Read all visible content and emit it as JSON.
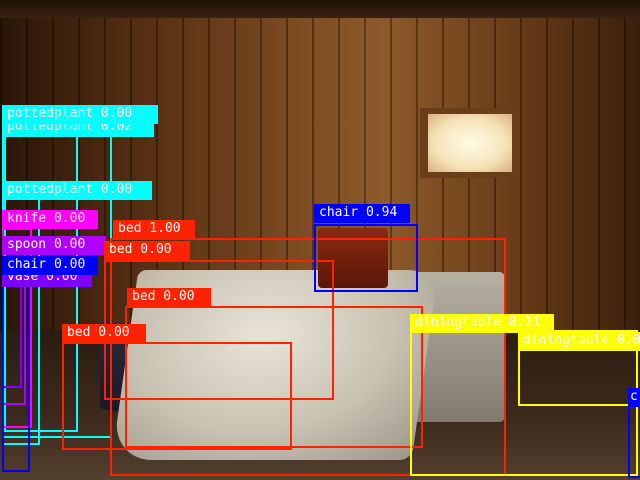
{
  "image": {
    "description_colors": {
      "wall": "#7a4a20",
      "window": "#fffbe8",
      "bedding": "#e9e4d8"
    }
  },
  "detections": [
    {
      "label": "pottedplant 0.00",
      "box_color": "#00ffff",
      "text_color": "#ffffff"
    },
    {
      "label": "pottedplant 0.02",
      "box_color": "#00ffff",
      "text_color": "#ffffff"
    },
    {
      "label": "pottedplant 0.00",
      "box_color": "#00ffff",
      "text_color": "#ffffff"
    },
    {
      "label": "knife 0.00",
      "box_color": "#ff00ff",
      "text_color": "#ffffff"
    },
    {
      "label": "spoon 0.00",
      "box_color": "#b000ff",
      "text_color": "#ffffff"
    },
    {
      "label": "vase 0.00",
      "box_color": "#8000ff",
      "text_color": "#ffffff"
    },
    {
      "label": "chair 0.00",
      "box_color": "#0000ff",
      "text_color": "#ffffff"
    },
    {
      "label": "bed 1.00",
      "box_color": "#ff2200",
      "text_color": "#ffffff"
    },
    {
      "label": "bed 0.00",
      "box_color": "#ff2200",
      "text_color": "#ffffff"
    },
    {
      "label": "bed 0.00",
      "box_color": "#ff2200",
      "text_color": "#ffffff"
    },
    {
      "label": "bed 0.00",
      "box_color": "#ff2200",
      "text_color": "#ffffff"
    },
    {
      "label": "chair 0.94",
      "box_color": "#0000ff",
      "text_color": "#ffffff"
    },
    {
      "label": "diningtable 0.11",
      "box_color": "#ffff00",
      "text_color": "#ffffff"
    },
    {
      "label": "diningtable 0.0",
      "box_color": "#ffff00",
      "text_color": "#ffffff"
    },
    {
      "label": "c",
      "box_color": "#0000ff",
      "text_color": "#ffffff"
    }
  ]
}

==

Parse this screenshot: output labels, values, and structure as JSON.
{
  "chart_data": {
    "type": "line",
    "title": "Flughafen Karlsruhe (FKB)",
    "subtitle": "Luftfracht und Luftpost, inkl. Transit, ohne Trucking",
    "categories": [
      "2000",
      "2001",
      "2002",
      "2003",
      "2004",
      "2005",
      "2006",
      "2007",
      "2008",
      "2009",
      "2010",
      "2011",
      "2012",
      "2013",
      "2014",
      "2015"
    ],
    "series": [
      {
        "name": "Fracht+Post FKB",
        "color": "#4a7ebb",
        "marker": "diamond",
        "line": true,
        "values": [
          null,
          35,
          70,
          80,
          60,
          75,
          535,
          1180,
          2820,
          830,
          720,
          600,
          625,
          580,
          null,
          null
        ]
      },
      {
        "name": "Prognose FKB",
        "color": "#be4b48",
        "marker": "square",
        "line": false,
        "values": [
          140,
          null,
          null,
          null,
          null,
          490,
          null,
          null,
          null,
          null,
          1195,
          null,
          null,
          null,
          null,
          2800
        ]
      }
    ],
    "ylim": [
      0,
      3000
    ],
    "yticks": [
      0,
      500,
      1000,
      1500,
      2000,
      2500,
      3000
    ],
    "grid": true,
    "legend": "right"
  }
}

## The problem
Find the word "JSON" in the data and copy out each line where it turns up.

## Complete output
Read all visible content and emit it as JSON.
Parse this screenshot: output labels, values, and structure as JSON.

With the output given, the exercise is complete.